TASK REQUIREMENTS: All of the material below is to be retyped exactly.

──────── AVAILABLE DATA ────────

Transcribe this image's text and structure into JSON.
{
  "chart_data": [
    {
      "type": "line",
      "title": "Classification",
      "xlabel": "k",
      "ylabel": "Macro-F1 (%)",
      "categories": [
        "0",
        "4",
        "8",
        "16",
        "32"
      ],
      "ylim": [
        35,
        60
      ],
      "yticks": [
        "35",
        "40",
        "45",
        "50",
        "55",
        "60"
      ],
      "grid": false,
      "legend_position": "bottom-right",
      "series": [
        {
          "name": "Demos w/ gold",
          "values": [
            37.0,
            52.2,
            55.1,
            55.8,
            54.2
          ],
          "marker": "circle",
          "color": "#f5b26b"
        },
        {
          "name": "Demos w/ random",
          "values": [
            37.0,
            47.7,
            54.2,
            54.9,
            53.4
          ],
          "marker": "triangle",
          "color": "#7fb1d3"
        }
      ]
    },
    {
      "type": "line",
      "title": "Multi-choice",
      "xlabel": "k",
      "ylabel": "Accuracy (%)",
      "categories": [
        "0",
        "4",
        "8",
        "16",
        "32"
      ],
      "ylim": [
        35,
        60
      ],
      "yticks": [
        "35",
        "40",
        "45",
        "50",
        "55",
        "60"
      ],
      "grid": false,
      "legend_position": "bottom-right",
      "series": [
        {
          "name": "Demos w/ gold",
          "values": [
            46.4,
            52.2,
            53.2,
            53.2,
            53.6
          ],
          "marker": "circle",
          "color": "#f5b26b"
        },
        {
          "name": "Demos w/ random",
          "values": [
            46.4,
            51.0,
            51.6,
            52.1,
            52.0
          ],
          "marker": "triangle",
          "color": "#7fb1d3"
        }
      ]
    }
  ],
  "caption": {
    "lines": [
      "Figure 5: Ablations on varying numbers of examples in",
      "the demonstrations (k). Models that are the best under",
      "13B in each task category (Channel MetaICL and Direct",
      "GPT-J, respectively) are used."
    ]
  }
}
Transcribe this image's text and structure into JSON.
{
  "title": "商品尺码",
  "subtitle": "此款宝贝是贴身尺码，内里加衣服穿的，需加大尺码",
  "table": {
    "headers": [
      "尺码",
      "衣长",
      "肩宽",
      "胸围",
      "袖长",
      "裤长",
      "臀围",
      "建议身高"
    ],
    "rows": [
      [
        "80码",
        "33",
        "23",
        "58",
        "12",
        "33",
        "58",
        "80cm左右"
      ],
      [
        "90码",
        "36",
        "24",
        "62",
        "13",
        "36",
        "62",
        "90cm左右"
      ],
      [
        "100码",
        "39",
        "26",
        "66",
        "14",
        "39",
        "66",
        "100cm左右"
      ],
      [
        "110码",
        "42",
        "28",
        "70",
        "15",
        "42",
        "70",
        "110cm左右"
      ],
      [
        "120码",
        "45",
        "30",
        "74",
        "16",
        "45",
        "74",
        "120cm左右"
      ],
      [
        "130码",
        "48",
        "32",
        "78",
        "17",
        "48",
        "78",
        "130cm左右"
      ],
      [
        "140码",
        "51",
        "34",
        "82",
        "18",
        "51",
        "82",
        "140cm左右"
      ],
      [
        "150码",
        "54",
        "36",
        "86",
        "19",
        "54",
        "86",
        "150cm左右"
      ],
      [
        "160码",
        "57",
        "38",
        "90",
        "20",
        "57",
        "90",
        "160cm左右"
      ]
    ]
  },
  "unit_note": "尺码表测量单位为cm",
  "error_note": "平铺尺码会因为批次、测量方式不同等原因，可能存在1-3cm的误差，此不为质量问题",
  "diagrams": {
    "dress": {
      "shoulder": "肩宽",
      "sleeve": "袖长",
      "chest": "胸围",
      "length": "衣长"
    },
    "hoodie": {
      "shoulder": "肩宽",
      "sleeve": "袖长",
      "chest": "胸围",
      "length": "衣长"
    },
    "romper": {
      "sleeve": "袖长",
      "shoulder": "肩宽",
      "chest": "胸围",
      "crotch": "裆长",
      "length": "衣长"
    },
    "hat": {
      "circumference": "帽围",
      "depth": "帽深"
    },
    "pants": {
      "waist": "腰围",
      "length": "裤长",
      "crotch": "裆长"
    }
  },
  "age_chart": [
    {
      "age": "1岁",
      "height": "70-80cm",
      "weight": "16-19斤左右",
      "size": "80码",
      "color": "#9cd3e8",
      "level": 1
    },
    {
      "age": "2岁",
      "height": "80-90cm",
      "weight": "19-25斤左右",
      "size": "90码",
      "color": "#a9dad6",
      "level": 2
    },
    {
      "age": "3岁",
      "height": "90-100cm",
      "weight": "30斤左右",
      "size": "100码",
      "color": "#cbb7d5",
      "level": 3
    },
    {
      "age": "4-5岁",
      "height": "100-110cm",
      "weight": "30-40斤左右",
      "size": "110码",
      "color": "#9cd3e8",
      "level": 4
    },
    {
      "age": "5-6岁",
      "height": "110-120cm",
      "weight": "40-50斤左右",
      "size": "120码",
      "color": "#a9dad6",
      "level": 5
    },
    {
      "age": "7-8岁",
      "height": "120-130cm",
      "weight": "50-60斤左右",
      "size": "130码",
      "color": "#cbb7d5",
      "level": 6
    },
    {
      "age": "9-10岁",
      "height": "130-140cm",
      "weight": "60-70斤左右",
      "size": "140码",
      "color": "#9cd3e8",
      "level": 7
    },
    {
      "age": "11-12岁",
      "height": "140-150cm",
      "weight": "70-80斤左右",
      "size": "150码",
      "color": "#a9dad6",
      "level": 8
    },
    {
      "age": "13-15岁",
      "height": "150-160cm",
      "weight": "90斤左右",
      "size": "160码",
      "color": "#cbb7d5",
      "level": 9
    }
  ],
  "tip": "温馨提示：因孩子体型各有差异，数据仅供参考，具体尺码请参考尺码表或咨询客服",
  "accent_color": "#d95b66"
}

────────

REPLY TO THE EXERCISE:
Transcribe this image's text and structure into JSON.
{
  "chart_data": [
    {
      "type": "line",
      "title": "Classification",
      "xlabel": "k",
      "ylabel": "Macro-F1 (%)",
      "categories": [
        "0",
        "4",
        "8",
        "16",
        "32"
      ],
      "ylim": [
        35,
        60
      ],
      "yticks": [
        "35",
        "40",
        "45",
        "50",
        "55",
        "60"
      ],
      "grid": false,
      "legend_position": "bottom-right",
      "series": [
        {
          "name": "Demos w/ gold",
          "values": [
            37.0,
            52.2,
            55.1,
            55.8,
            54.2
          ],
          "marker": "circle",
          "color": "#f5b26b"
        },
        {
          "name": "Demos w/ random",
          "values": [
            37.0,
            47.7,
            54.2,
            54.9,
            53.4
          ],
          "marker": "triangle",
          "color": "#7fb1d3"
        }
      ]
    },
    {
      "type": "line",
      "title": "Multi-choice",
      "xlabel": "k",
      "ylabel": "Accuracy (%)",
      "categories": [
        "0",
        "4",
        "8",
        "16",
        "32"
      ],
      "ylim": [
        35,
        60
      ],
      "yticks": [
        "35",
        "40",
        "45",
        "50",
        "55",
        "60"
      ],
      "grid": false,
      "legend_position": "bottom-right",
      "series": [
        {
          "name": "Demos w/ gold",
          "values": [
            46.4,
            52.2,
            53.2,
            53.2,
            53.6
          ],
          "marker": "circle",
          "color": "#f5b26b"
        },
        {
          "name": "Demos w/ random",
          "values": [
            46.4,
            51.0,
            51.6,
            52.1,
            52.0
          ],
          "marker": "triangle",
          "color": "#7fb1d3"
        }
      ]
    }
  ],
  "caption": {
    "lines": [
      "Figure 5: Ablations on varying numbers of examples in",
      "the demonstrations (k). Models that are the best under",
      "13B in each task category (Channel MetaICL and Direct",
      "GPT-J, respectively) are used."
    ]
  }
}
Transcribe this image's text and structure into JSON.
{
  "title": "商品尺码",
  "subtitle": "此款宝贝是贴身尺码，内里加衣服穿的，需加大尺码",
  "table": {
    "headers": [
      "尺码",
      "衣长",
      "肩宽",
      "胸围",
      "袖长",
      "裤长",
      "臀围",
      "建议身高"
    ],
    "rows": [
      [
        "80码",
        "33",
        "23",
        "58",
        "12",
        "33",
        "58",
        "80cm左右"
      ],
      [
        "90码",
        "36",
        "24",
        "62",
        "13",
        "36",
        "62",
        "90cm左右"
      ],
      [
        "100码",
        "39",
        "26",
        "66",
        "14",
        "39",
        "66",
        "100cm左右"
      ],
      [
        "110码",
        "42",
        "28",
        "70",
        "15",
        "42",
        "70",
        "110cm左右"
      ],
      [
        "120码",
        "45",
        "30",
        "74",
        "16",
        "45",
        "74",
        "120cm左右"
      ],
      [
        "130码",
        "48",
        "32",
        "78",
        "17",
        "48",
        "78",
        "130cm左右"
      ],
      [
        "140码",
        "51",
        "34",
        "82",
        "18",
        "51",
        "82",
        "140cm左右"
      ],
      [
        "150码",
        "54",
        "36",
        "86",
        "19",
        "54",
        "86",
        "150cm左右"
      ],
      [
        "160码",
        "57",
        "38",
        "90",
        "20",
        "57",
        "90",
        "160cm左右"
      ]
    ]
  },
  "unit_note": "尺码表测量单位为cm",
  "error_note": "平铺尺码会因为批次、测量方式不同等原因，可能存在1-3cm的误差，此不为质量问题",
  "diagrams": {
    "dress": {
      "shoulder": "肩宽",
      "sleeve": "袖长",
      "chest": "胸围",
      "length": "衣长"
    },
    "hoodie": {
      "shoulder": "肩宽",
      "sleeve": "袖长",
      "chest": "胸围",
      "length": "衣长"
    },
    "romper": {
      "sleeve": "袖长",
      "shoulder": "肩宽",
      "chest": "胸围",
      "crotch": "裆长",
      "length": "衣长"
    },
    "hat": {
      "circumference": "帽围",
      "depth": "帽深"
    },
    "pants": {
      "waist": "腰围",
      "length": "裤长",
      "crotch": "裆长"
    }
  },
  "age_chart": [
    {
      "age": "1岁",
      "height": "70-80cm",
      "weight": "16-19斤左右",
      "size": "80码",
      "color": "#9cd3e8",
      "level": 1
    },
    {
      "age": "2岁",
      "height": "80-90cm",
      "weight": "19-25斤左右",
      "size": "90码",
      "color": "#a9dad6",
      "level": 2
    },
    {
      "age": "3岁",
      "height": "90-100cm",
      "weight": "30斤左右",
      "size": "100码",
      "color": "#cbb7d5",
      "level": 3
    },
    {
      "age": "4-5岁",
      "height": "100-110cm",
      "weight": "30-40斤左右",
      "size": "110码",
      "color": "#9cd3e8",
      "level": 4
    },
    {
      "age": "5-6岁",
      "height": "110-120cm",
      "weight": "40-50斤左右",
      "size": "120码",
      "color": "#a9dad6",
      "level": 5
    },
    {
      "age": "7-8岁",
      "height": "120-130cm",
      "weight": "50-60斤左右",
      "size": "130码",
      "color": "#cbb7d5",
      "level": 6
    },
    {
      "age": "9-10岁",
      "height": "130-140cm",
      "weight": "60-70斤左右",
      "size": "140码",
      "color": "#9cd3e8",
      "level": 7
    },
    {
      "age": "11-12岁",
      "height": "140-150cm",
      "weight": "70-80斤左右",
      "size": "150码",
      "color": "#a9dad6",
      "level": 8
    },
    {
      "age": "13-15岁",
      "height": "150-160cm",
      "weight": "90斤左右",
      "size": "160码",
      "color": "#cbb7d5",
      "level": 9
    }
  ],
  "tip": "温馨提示：因孩子体型各有差异，数据仅供参考，具体尺码请参考尺码表或咨询客服",
  "accent_color": "#d95b66"
}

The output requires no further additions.